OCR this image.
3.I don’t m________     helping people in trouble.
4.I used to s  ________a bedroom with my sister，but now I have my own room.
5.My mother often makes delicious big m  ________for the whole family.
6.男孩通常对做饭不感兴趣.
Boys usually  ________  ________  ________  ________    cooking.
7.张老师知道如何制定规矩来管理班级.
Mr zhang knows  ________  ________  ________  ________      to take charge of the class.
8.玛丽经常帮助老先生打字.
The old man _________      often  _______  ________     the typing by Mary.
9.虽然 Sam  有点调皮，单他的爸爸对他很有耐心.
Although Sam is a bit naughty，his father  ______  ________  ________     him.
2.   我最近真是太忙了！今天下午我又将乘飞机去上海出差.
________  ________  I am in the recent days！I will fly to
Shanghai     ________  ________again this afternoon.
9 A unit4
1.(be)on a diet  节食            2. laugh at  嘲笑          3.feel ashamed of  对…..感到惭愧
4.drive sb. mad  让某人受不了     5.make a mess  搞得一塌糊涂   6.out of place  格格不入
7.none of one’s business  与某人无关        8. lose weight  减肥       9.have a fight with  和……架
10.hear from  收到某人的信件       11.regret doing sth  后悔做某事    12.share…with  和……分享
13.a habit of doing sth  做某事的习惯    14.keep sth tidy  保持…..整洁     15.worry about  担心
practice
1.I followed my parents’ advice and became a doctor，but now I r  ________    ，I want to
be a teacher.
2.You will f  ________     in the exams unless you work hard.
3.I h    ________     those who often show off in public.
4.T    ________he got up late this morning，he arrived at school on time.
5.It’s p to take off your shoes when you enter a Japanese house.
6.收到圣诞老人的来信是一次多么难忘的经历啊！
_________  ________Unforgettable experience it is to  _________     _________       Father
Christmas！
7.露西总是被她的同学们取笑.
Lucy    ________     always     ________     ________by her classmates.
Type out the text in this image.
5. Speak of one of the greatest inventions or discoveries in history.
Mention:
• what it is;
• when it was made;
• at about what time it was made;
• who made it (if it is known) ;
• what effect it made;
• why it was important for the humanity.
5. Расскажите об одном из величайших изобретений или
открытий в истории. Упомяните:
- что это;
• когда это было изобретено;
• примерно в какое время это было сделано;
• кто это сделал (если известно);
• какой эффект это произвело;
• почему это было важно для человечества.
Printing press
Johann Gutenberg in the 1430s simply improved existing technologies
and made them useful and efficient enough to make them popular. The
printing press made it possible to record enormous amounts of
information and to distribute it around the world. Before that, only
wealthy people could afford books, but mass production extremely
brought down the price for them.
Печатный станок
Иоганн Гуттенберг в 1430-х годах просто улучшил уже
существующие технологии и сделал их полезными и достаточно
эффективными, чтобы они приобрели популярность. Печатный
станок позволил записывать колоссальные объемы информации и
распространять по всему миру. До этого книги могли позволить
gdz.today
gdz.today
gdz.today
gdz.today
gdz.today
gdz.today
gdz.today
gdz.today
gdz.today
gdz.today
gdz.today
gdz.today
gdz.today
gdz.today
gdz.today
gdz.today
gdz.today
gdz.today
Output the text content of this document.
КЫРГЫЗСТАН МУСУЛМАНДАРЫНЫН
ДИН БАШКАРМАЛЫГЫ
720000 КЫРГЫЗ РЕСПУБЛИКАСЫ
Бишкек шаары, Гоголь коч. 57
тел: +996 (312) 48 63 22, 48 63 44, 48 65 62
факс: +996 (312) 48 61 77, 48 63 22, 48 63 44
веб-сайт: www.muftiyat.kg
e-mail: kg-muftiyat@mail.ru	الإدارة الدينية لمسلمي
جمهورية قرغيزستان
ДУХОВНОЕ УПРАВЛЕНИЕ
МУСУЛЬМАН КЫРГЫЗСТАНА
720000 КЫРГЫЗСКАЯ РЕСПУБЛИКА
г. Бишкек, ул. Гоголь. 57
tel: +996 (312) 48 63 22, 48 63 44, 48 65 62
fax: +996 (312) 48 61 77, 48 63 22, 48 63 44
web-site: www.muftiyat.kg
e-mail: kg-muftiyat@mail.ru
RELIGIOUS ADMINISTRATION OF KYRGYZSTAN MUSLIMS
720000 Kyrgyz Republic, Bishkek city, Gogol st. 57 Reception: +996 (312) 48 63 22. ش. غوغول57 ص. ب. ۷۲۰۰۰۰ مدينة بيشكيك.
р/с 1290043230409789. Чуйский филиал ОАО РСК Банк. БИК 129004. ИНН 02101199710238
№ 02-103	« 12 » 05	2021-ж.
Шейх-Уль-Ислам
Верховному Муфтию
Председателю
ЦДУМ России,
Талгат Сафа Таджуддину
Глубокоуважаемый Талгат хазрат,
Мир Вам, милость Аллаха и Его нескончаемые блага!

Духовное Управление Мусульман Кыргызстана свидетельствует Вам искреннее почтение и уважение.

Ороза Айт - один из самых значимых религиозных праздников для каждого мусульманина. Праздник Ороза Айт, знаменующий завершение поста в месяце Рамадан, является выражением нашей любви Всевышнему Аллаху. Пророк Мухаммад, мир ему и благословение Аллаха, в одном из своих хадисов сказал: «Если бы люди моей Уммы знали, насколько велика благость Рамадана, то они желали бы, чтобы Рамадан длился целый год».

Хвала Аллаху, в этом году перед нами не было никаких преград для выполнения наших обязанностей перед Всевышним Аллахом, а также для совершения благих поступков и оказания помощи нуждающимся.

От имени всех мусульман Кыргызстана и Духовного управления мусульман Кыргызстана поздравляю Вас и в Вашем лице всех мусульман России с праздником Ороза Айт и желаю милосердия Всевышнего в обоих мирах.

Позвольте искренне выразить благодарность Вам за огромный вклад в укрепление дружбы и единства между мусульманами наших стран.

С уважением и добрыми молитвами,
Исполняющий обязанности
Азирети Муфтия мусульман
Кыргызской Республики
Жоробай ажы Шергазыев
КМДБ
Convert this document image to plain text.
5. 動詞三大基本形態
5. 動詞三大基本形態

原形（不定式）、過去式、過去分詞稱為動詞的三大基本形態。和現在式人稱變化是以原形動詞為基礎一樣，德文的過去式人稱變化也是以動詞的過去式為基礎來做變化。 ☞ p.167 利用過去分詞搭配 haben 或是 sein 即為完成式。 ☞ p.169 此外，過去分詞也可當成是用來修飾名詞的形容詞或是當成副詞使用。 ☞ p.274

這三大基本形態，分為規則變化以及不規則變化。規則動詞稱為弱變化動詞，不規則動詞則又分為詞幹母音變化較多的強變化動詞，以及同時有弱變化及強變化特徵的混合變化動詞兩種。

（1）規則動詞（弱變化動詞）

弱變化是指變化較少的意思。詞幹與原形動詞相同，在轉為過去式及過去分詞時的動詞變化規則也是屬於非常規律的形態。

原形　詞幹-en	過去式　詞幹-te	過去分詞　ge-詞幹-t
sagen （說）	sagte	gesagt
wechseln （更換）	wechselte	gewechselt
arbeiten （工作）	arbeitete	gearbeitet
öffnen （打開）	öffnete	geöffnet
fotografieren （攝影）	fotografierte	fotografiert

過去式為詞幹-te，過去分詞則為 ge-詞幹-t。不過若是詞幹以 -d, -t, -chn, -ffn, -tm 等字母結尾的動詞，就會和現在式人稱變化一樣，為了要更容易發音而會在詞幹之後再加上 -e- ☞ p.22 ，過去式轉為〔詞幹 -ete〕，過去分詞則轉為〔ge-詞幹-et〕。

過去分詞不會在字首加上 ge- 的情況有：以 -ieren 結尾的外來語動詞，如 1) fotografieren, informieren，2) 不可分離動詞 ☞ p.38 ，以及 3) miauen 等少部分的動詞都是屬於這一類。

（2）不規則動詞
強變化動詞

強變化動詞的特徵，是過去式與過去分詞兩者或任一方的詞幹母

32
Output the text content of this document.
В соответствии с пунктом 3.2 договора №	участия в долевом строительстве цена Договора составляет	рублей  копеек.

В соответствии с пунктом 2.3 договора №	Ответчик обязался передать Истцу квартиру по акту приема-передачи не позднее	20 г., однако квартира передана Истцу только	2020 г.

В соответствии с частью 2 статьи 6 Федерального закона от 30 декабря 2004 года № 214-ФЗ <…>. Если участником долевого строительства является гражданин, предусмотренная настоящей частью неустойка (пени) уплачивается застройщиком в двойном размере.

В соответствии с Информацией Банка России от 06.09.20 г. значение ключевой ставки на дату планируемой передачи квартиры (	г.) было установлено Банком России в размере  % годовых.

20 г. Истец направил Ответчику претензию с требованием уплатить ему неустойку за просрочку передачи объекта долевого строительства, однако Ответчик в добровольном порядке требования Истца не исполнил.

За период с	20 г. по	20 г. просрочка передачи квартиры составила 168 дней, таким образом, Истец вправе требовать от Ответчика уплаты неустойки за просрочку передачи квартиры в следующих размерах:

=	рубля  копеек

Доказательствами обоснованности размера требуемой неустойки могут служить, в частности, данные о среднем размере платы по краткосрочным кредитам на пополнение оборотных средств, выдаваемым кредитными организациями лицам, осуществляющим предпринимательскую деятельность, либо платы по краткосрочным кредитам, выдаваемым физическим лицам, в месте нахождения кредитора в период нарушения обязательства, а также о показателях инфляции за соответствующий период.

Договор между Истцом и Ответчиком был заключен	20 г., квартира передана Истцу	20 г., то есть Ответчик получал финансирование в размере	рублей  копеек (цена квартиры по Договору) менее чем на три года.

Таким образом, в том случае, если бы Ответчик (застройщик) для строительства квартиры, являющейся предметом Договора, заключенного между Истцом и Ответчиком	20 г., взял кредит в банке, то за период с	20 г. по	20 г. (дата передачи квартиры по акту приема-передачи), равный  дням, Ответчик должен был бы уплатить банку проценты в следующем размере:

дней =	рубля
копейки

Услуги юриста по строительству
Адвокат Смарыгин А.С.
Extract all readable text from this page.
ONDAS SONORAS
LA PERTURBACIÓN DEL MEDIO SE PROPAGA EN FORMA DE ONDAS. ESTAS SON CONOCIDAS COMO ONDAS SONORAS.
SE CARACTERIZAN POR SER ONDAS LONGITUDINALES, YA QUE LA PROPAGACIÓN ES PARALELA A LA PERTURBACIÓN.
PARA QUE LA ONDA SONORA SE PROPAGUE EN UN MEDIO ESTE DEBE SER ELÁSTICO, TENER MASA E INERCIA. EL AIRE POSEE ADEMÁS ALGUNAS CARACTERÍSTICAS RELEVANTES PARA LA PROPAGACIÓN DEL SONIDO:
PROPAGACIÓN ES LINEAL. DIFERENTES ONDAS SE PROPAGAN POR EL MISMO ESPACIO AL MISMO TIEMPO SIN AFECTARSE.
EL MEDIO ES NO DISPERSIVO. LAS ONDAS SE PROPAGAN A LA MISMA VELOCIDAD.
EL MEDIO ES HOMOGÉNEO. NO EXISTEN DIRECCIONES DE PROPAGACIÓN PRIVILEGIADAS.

■ ■ ■ ■

Filter the listing above by the word "often"; copy each line that passes.

5.My mother often makes delicious big m  ________for the whole family.
The old man _________      often  _______  ________     the typing by Mary.
3.I h    ________     those who often show off in public.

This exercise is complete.